• [Directions for this task] Hunt for the word "intended" across the entries below, copying each line that holds it.

** begin Data supplied **

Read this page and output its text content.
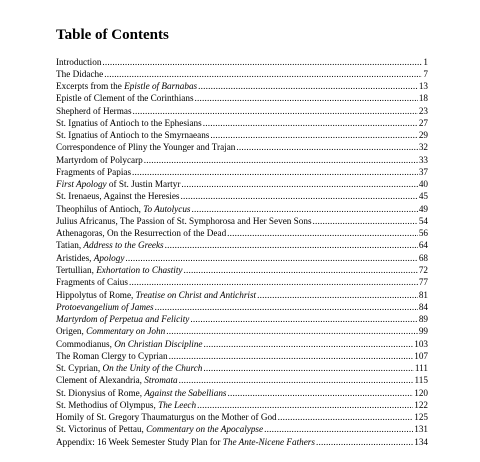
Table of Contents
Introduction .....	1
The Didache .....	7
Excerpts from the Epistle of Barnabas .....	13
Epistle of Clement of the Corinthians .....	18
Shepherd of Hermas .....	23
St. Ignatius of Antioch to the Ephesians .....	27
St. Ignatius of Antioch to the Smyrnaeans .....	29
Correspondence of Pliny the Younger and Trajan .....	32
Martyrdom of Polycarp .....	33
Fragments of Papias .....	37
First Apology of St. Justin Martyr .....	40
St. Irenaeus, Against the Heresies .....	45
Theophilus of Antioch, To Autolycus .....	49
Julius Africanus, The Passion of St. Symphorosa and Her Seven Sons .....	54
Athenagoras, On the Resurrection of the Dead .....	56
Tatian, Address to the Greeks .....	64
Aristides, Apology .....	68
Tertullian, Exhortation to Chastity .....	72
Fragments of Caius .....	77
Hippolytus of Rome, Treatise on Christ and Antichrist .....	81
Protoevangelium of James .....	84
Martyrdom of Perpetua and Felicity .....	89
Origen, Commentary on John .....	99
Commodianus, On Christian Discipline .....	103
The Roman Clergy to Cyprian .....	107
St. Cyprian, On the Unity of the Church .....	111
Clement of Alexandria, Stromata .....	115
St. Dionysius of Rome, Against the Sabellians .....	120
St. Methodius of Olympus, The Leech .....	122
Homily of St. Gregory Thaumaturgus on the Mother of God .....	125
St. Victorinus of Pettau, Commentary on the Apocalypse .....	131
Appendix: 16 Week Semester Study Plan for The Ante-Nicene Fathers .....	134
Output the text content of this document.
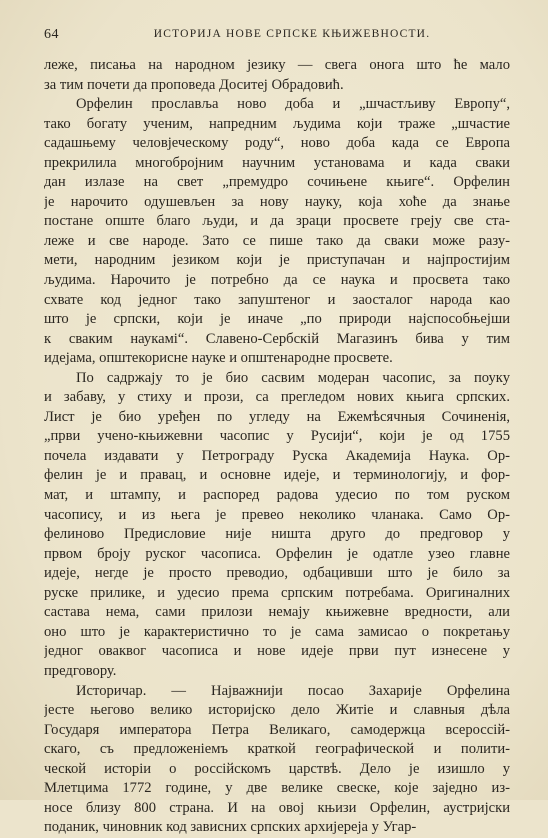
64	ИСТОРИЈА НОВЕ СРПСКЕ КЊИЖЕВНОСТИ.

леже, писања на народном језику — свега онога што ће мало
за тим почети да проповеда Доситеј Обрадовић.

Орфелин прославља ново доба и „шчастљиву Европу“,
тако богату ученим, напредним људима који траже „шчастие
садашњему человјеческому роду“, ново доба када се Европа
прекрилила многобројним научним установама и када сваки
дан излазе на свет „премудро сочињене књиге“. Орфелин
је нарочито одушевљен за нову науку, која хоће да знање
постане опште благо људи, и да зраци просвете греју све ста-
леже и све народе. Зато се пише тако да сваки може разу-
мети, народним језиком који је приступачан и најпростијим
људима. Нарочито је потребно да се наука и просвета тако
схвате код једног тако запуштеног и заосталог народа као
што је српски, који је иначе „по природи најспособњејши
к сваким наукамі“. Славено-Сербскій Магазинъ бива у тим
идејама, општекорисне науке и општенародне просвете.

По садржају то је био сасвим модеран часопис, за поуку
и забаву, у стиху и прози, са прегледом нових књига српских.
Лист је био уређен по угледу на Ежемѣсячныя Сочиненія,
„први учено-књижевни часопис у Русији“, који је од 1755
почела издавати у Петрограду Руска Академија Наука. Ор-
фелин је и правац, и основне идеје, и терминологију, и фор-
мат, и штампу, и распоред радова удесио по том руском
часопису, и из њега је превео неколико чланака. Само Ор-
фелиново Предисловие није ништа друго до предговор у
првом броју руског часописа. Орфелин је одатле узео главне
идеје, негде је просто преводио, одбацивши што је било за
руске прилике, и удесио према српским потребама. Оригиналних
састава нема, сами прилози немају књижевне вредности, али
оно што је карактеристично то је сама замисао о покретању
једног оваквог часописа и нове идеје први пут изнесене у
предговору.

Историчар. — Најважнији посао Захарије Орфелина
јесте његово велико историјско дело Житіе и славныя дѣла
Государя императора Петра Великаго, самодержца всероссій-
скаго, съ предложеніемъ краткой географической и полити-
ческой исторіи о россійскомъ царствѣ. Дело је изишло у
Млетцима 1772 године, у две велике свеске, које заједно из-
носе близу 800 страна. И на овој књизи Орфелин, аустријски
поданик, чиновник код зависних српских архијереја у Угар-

** end Data supplied **
** begin Data supplied **

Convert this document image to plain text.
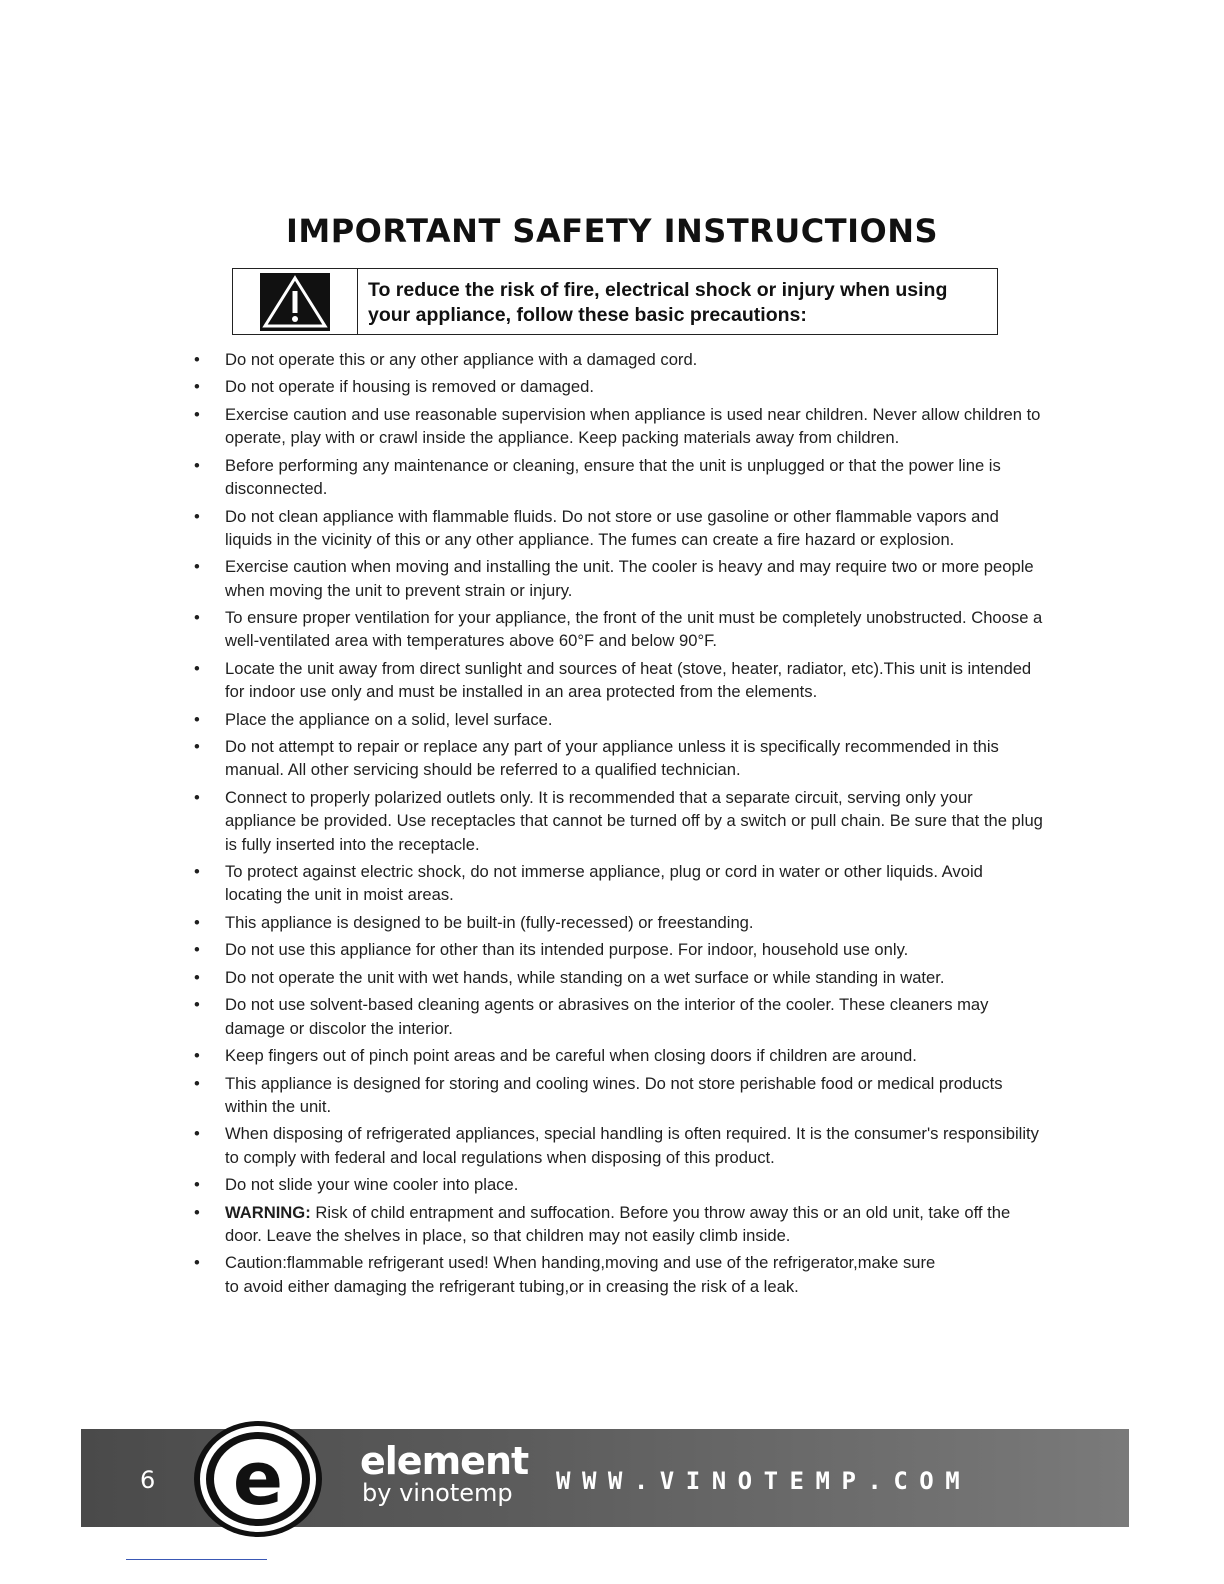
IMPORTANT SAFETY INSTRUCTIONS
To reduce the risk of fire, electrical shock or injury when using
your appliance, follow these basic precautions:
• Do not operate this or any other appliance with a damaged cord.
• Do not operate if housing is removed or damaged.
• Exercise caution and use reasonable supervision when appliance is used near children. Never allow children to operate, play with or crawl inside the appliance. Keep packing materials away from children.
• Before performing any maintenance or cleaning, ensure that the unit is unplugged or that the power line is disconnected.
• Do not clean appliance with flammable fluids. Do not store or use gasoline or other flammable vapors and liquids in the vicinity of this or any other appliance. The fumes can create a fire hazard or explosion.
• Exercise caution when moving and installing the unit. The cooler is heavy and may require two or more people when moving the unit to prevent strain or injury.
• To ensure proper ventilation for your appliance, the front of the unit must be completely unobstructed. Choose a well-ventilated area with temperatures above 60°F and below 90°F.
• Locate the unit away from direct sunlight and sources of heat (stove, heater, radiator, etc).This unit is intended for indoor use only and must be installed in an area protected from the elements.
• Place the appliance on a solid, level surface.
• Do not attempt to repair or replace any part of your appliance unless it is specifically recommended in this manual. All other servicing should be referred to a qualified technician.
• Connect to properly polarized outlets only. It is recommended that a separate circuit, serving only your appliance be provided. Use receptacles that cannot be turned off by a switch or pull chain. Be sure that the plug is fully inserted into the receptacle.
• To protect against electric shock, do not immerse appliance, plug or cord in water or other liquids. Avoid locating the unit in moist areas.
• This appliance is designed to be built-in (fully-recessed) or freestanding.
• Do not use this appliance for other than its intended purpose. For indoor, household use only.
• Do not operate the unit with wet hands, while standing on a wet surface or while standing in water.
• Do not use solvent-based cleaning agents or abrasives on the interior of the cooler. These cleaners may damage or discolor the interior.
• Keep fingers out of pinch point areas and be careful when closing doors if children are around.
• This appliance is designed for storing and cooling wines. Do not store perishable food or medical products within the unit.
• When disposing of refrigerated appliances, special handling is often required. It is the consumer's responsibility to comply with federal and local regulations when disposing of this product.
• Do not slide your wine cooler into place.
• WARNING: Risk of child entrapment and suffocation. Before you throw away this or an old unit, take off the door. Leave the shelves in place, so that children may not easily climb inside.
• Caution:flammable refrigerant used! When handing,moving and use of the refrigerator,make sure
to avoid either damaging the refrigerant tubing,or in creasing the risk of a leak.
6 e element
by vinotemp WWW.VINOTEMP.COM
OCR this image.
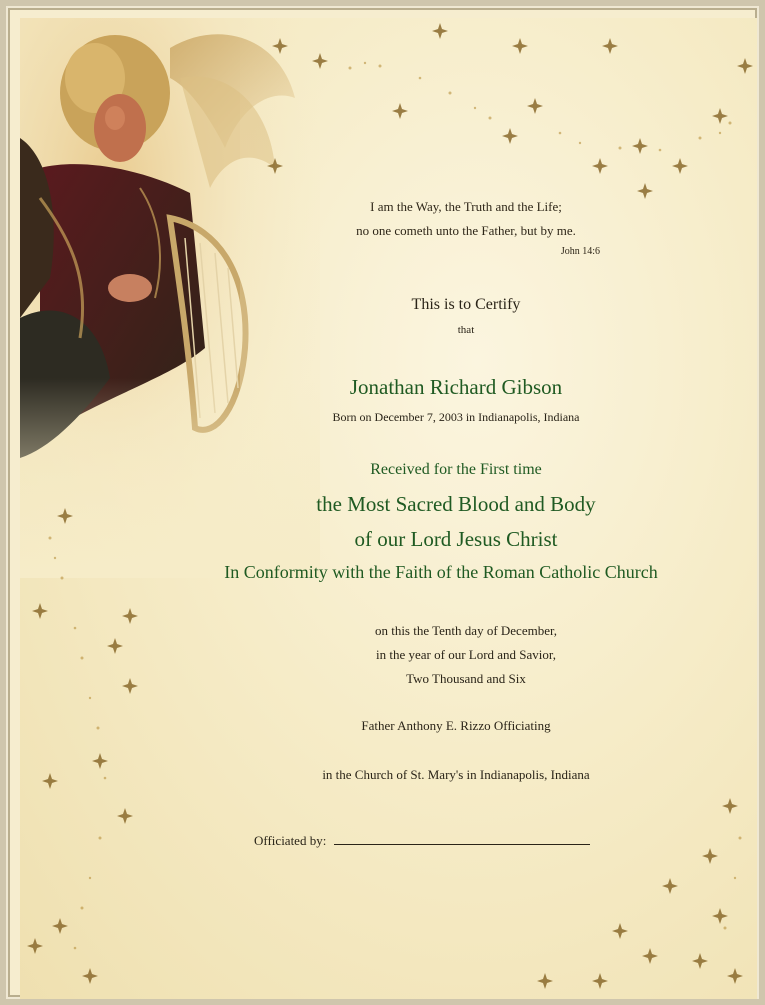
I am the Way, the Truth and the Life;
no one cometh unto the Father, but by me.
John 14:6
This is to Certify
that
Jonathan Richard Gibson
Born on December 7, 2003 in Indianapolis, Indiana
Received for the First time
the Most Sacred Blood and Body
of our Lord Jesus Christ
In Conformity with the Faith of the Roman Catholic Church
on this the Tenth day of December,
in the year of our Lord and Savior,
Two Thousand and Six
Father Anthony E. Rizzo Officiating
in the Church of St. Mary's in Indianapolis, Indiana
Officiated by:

** end Data supplied **

• [Answer below]
• Locate the unit away from direct sunlight and sources of heat (stove, heater, radiator, etc).This unit is intended for indoor use only and must be installed in an area protected from the elements.
• Do not use this appliance for other than its intended purpose. For indoor, household use only.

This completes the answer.